### Work required:
Find how many lines in the material hold the word "been", then state that number and nothing more.

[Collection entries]
»»

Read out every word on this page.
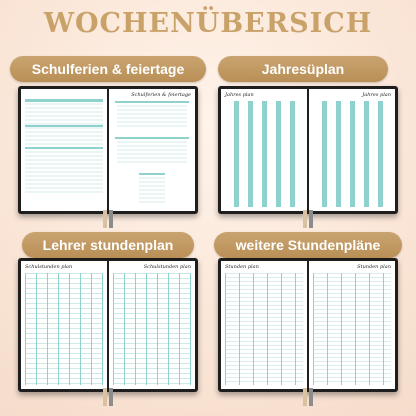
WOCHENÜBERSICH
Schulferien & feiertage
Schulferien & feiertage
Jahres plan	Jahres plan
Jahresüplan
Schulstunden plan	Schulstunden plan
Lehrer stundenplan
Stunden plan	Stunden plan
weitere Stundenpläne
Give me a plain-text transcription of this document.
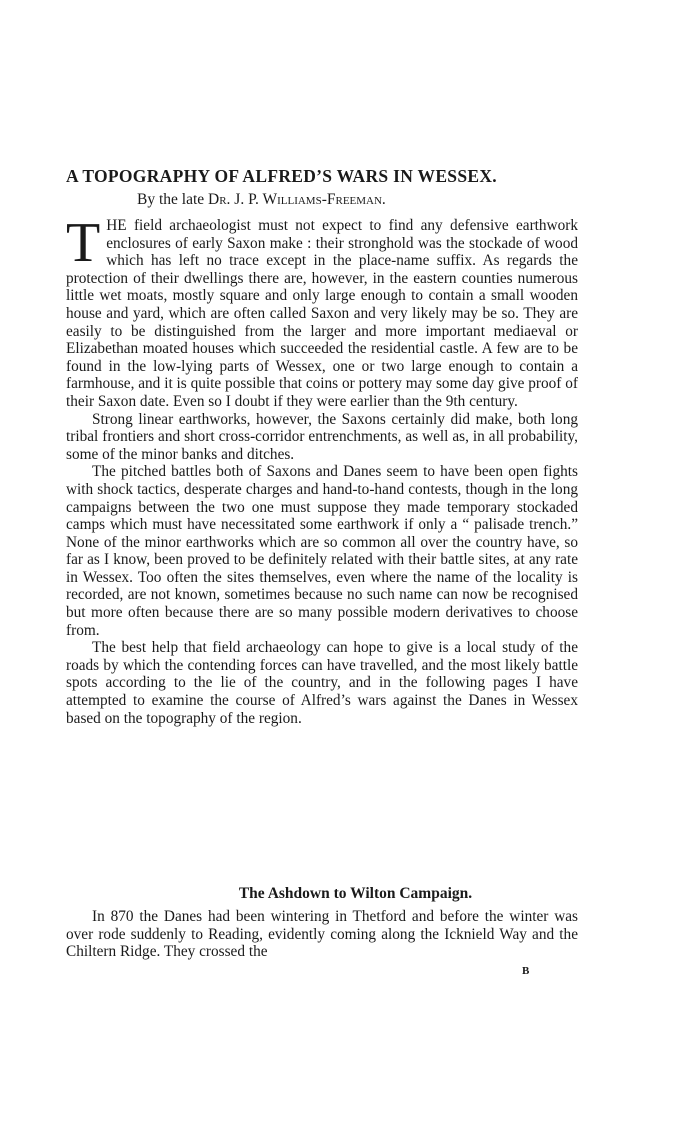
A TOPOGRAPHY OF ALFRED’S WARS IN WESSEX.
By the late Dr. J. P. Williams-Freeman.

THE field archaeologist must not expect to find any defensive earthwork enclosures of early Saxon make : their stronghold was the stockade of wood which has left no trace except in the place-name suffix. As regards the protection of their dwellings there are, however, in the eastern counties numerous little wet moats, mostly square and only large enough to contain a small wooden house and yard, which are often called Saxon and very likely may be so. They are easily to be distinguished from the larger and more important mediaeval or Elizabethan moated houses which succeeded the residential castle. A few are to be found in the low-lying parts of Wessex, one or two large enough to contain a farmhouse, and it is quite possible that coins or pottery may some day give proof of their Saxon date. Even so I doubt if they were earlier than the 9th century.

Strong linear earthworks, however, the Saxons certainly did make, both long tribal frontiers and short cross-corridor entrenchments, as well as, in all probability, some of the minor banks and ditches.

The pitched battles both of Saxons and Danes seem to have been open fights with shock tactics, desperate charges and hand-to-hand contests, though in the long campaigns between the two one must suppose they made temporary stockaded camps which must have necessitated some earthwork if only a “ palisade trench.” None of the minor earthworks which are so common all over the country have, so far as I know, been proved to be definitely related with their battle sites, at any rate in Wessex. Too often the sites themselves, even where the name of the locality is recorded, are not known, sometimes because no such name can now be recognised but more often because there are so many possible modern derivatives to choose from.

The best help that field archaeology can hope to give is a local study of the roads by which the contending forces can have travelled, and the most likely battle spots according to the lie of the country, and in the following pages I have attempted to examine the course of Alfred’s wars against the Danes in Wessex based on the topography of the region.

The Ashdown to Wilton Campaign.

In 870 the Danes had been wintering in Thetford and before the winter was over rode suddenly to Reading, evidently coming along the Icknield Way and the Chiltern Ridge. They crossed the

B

««

### Written response:
2